» **WHAT IS ASKED**
The entries below need to be written out exactly, with no pictures included.

---------- DATA FOR THIS TASK ----------

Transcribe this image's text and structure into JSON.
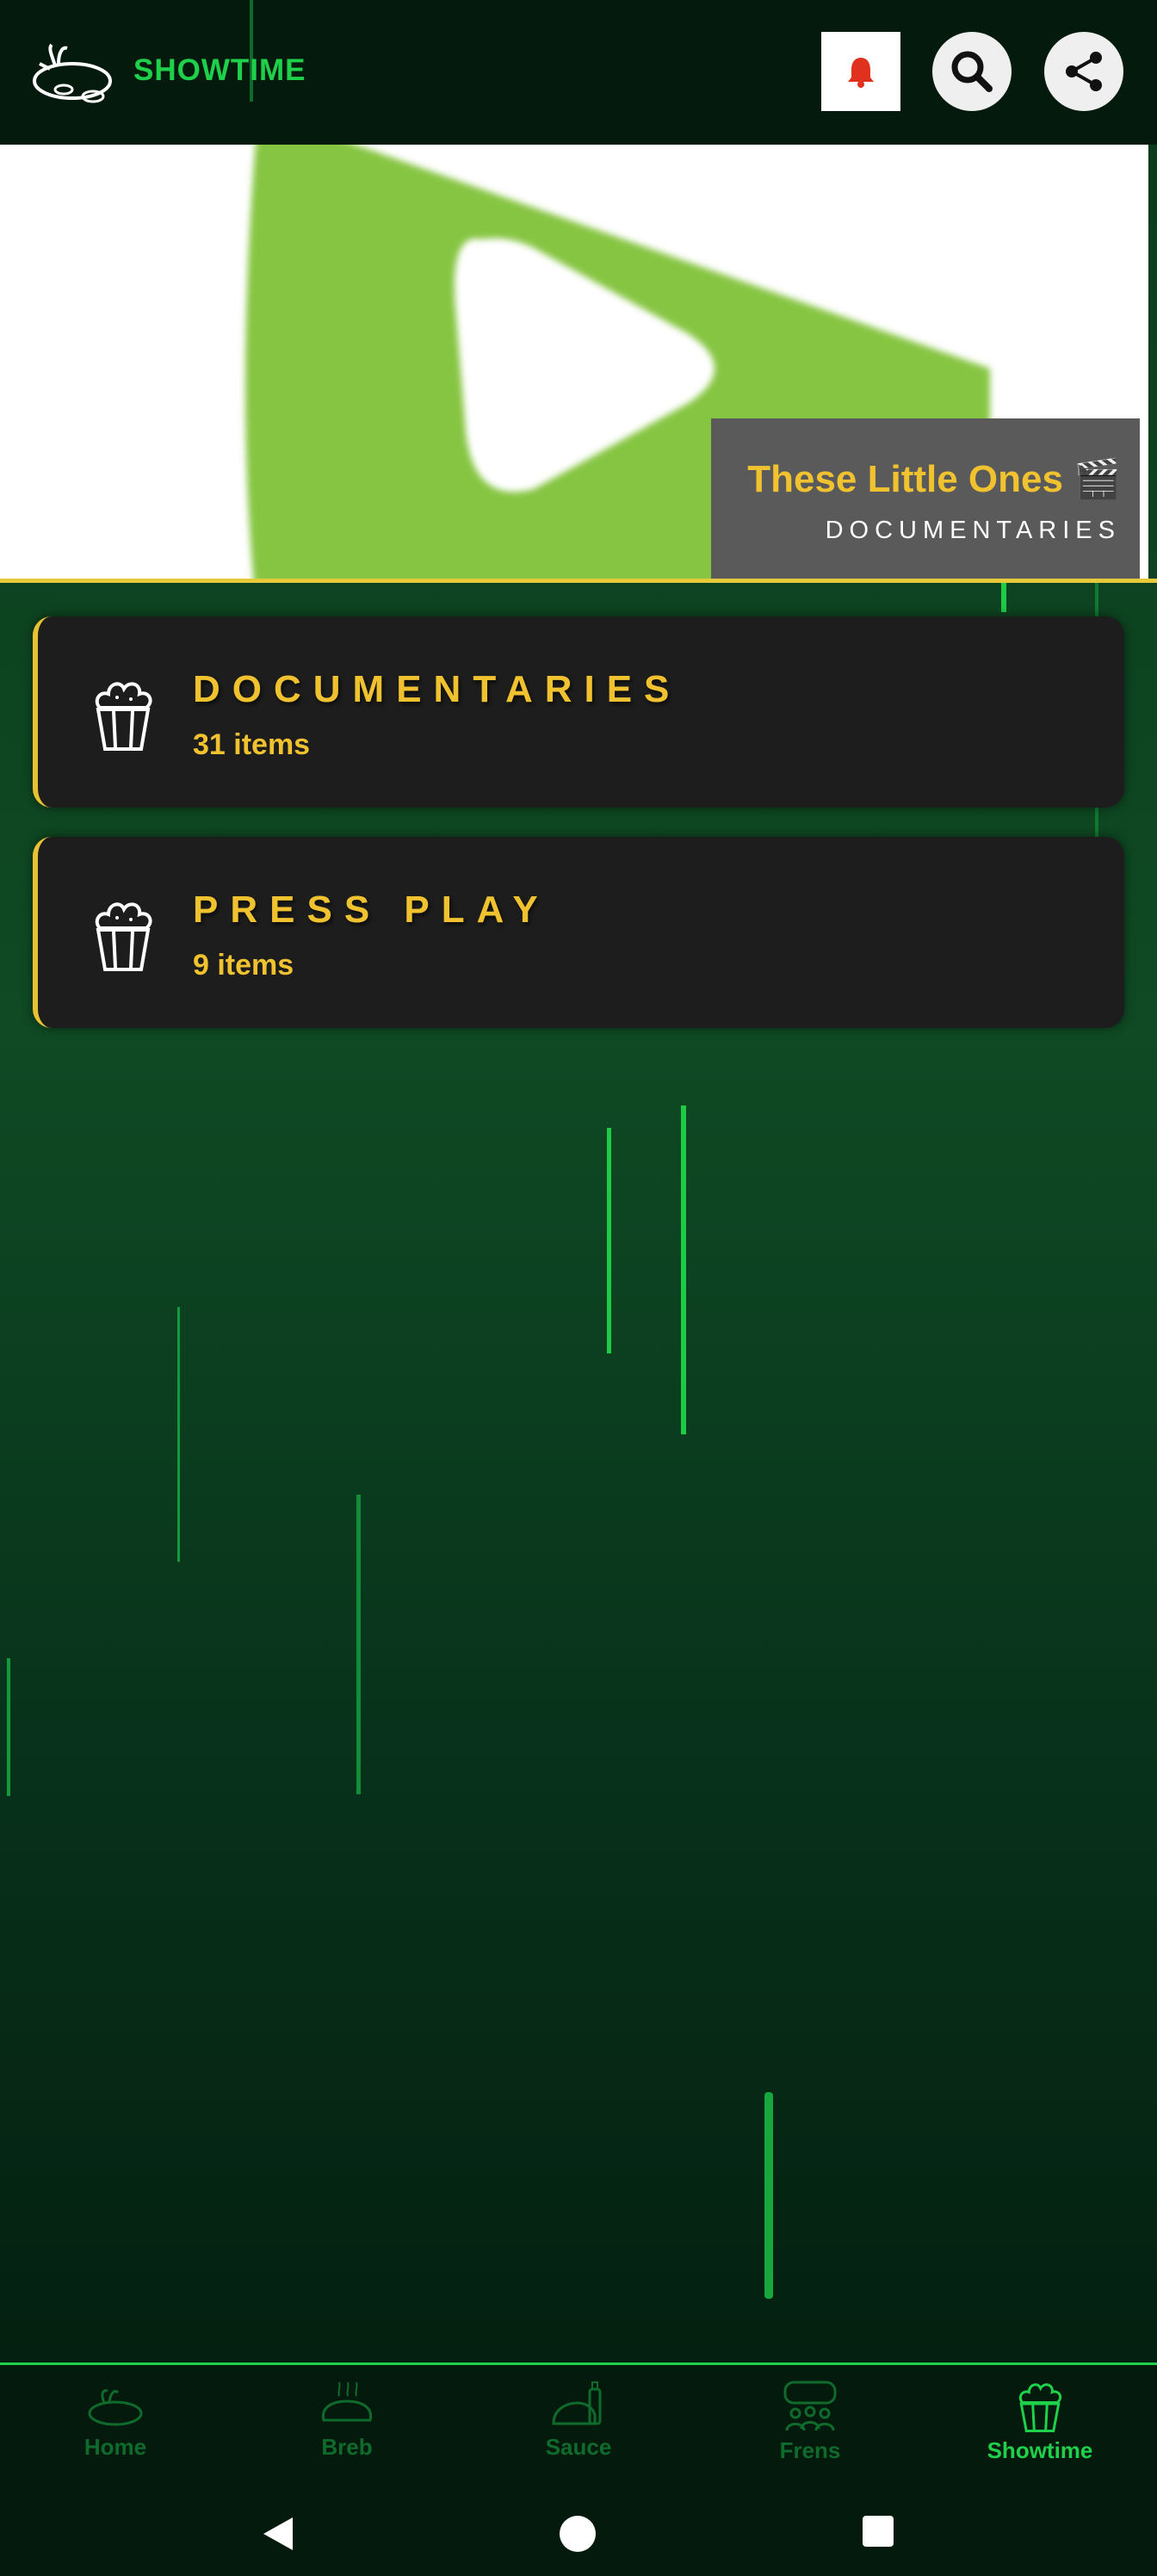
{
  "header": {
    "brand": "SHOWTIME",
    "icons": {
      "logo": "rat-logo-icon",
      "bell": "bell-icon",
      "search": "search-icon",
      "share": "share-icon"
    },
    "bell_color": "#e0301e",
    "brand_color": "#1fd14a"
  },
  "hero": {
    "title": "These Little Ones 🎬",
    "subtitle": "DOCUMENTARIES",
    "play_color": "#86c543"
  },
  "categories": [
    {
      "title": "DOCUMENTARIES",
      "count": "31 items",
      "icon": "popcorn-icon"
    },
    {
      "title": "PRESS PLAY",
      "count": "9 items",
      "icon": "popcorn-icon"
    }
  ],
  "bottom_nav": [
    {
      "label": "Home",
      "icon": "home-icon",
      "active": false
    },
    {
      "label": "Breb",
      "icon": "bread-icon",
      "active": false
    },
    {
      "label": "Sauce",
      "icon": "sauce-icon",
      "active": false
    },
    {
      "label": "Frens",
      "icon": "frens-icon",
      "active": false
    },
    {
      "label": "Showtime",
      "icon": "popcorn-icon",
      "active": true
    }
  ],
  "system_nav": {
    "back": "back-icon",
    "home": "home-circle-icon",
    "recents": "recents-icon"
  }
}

----------

» **TASK ANSWER**
Transcribe this image's text and structure into JSON.
{
  "header": {
    "brand": "SHOWTIME",
    "icons": {
      "logo": "rat-logo-icon",
      "bell": "bell-icon",
      "search": "search-icon",
      "share": "share-icon"
    },
    "bell_color": "#e0301e",
    "brand_color": "#1fd14a"
  },
  "hero": {
    "title": "These Little Ones 🎬",
    "subtitle": "DOCUMENTARIES",
    "play_color": "#86c543"
  },
  "categories": [
    {
      "title": "DOCUMENTARIES",
      "count": "31 items",
      "icon": "popcorn-icon"
    },
    {
      "title": "PRESS PLAY",
      "count": "9 items",
      "icon": "popcorn-icon"
    }
  ],
  "bottom_nav": [
    {
      "label": "Home",
      "icon": "home-icon",
      "active": false
    },
    {
      "label": "Breb",
      "icon": "bread-icon",
      "active": false
    },
    {
      "label": "Sauce",
      "icon": "sauce-icon",
      "active": false
    },
    {
      "label": "Frens",
      "icon": "frens-icon",
      "active": false
    },
    {
      "label": "Showtime",
      "icon": "popcorn-icon",
      "active": true
    }
  ],
  "system_nav": {
    "back": "back-icon",
    "home": "home-circle-icon",
    "recents": "recents-icon"
  }
}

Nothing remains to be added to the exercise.